#### Set problem
Copy out all lines carrying the word "соответствии".
——
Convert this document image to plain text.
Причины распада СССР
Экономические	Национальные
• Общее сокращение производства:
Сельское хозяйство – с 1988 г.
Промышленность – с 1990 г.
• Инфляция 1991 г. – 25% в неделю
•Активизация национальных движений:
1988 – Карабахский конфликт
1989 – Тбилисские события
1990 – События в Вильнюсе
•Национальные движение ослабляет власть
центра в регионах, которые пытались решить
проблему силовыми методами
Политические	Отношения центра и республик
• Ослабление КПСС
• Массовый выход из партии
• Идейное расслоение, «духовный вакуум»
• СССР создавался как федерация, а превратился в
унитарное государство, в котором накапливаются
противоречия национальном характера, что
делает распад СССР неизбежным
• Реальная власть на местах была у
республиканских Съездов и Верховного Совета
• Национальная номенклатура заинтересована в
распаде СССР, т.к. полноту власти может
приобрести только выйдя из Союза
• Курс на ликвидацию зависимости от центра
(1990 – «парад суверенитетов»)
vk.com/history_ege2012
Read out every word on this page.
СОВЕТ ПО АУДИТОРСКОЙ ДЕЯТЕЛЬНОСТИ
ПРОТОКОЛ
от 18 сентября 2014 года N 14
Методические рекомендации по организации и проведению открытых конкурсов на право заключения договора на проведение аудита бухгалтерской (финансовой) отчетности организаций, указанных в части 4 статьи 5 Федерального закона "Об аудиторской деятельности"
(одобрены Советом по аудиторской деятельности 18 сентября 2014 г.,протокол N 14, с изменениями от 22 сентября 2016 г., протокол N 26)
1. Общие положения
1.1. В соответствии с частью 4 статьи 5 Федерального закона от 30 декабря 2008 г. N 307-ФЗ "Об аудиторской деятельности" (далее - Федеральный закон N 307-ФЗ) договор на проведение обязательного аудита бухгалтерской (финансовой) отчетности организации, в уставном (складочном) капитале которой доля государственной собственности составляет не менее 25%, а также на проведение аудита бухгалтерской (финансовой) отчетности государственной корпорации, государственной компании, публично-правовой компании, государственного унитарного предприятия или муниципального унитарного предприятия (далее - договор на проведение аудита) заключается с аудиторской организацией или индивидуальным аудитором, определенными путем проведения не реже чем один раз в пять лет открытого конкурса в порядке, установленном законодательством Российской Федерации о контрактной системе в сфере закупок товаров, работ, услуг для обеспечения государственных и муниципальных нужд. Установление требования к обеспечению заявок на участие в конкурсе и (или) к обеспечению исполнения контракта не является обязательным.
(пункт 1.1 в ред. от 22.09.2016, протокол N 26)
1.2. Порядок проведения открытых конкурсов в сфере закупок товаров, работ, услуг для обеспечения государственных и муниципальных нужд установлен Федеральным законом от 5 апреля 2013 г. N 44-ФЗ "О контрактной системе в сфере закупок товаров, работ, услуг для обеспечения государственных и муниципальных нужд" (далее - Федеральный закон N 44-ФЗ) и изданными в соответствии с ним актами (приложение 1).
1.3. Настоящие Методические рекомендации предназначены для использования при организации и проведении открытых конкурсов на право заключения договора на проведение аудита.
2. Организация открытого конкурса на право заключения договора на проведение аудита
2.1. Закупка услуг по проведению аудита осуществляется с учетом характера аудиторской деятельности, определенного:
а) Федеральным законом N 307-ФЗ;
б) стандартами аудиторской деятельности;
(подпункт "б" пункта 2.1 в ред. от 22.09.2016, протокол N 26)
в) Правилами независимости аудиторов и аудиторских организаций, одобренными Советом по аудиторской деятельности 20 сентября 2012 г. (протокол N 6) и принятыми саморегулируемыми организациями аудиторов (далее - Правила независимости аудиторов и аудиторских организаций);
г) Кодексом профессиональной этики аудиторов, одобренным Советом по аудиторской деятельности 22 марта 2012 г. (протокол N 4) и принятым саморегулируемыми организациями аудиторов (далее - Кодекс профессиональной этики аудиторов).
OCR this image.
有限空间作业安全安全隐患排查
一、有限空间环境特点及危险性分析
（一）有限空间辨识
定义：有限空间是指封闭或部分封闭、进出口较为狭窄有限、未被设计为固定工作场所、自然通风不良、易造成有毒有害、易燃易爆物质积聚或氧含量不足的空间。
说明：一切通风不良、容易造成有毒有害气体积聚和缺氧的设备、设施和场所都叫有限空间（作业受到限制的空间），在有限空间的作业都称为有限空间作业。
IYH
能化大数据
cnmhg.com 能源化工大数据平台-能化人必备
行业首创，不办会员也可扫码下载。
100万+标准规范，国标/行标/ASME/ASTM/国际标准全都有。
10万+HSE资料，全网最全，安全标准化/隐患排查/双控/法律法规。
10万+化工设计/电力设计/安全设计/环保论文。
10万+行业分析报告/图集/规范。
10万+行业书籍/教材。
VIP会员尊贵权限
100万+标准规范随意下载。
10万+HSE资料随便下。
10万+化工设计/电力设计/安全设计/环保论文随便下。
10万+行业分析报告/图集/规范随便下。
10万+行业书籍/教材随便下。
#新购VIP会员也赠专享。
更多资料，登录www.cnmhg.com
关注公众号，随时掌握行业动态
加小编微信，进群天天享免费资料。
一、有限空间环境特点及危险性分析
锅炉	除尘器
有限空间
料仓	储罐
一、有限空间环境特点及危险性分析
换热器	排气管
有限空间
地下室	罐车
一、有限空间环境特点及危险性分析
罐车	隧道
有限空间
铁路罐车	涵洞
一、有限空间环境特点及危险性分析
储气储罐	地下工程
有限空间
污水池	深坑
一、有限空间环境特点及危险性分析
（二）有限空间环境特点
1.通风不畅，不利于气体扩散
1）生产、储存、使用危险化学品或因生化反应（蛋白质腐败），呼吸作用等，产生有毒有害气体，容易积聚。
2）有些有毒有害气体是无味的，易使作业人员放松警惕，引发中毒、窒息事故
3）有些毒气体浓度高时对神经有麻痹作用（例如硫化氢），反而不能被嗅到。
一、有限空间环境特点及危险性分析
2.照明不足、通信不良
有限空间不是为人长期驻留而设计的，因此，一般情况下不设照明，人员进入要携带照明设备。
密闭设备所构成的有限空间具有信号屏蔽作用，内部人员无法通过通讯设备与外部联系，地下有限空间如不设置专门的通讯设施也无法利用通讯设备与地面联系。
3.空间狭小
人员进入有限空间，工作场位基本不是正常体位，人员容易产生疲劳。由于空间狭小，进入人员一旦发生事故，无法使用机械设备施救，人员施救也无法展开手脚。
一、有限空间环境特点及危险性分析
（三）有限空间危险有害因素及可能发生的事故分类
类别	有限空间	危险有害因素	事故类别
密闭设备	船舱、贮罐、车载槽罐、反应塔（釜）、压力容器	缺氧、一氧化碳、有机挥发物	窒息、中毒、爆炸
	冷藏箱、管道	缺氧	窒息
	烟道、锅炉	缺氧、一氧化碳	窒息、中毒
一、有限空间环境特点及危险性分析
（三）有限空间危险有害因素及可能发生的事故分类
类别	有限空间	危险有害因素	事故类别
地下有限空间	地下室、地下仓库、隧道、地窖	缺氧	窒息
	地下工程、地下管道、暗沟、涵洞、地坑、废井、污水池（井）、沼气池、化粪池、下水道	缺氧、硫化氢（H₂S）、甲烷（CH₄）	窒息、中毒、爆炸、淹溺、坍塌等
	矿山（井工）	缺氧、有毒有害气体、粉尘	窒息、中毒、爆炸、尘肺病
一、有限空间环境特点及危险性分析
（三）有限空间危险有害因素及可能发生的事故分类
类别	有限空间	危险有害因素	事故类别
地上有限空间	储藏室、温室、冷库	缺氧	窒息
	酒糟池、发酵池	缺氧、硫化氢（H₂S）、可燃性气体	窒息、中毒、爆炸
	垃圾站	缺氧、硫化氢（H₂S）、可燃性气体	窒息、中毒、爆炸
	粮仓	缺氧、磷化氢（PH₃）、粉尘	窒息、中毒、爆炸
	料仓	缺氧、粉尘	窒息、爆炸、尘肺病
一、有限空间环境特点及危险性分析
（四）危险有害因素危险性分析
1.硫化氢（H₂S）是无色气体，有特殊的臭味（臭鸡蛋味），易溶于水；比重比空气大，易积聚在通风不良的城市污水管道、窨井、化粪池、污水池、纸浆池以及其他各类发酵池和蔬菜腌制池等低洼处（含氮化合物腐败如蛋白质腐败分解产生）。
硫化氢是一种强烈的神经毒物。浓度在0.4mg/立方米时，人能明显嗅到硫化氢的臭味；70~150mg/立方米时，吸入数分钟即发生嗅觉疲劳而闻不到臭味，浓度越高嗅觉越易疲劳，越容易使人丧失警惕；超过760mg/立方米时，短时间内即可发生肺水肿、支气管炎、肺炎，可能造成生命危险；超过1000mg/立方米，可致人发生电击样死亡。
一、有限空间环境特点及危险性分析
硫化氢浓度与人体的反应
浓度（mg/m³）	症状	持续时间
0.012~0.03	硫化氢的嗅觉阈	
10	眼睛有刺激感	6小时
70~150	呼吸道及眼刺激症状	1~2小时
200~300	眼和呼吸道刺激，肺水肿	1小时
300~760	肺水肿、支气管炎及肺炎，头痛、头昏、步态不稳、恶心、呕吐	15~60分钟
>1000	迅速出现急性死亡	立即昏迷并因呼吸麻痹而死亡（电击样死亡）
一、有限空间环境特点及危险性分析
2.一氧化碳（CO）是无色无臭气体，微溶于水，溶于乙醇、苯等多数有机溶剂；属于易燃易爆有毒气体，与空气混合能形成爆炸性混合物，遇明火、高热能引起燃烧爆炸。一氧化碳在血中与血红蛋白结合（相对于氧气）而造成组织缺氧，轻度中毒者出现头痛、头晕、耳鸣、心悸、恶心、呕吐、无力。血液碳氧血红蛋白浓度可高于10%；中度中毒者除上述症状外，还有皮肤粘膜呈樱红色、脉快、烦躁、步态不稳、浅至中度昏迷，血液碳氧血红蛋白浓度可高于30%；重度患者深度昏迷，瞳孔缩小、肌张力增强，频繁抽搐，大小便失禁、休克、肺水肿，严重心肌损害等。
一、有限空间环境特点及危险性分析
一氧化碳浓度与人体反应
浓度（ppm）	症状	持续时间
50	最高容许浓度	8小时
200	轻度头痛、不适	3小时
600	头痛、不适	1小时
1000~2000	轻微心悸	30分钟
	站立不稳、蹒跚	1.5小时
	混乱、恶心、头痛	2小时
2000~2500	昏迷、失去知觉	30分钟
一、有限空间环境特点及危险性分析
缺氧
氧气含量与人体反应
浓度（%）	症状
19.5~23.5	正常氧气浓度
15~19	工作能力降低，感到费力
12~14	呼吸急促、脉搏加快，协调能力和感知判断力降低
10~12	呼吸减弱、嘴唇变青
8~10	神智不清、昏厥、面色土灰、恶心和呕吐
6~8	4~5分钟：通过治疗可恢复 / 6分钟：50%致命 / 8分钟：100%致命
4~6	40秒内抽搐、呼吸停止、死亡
——
#### Task response
1.1. В соответствии с частью 4 статьи 5 Федерального закона от 30 декабря 2008 г. N 307-ФЗ "Об аудиторской деятельности" (далее - Федеральный закон N 307-ФЗ) договор на проведение обязательного аудита бухгалтерской (финансовой) отчетности организации, в уставном (складочном) капитале которой доля государственной собственности составляет не менее 25%, а также на проведение аудита бухгалтерской (финансовой) отчетности государственной корпорации, государственной компании, публично-правовой компании, государственного унитарного предприятия или муниципального унитарного предприятия (далее - договор на проведение аудита) заключается с аудиторской организацией или индивидуальным аудитором, определенными путем проведения не реже чем один раз в пять лет открытого конкурса в порядке, установленном законодательством Российской Федерации о контрактной системе в сфере закупок товаров, работ, услуг для обеспечения государственных и муниципальных нужд. Установление требования к обеспечению заявок на участие в конкурсе и (или) к обеспечению исполнения контракта не является обязательным.
1.2. Порядок проведения открытых конкурсов в сфере закупок товаров, работ, услуг для обеспечения государственных и муниципальных нужд установлен Федеральным законом от 5 апреля 2013 г. N 44-ФЗ "О контрактной системе в сфере закупок товаров, работ, услуг для обеспечения государственных и муниципальных нужд" (далее - Федеральный закон N 44-ФЗ) и изданными в соответствии с ним актами (приложение 1).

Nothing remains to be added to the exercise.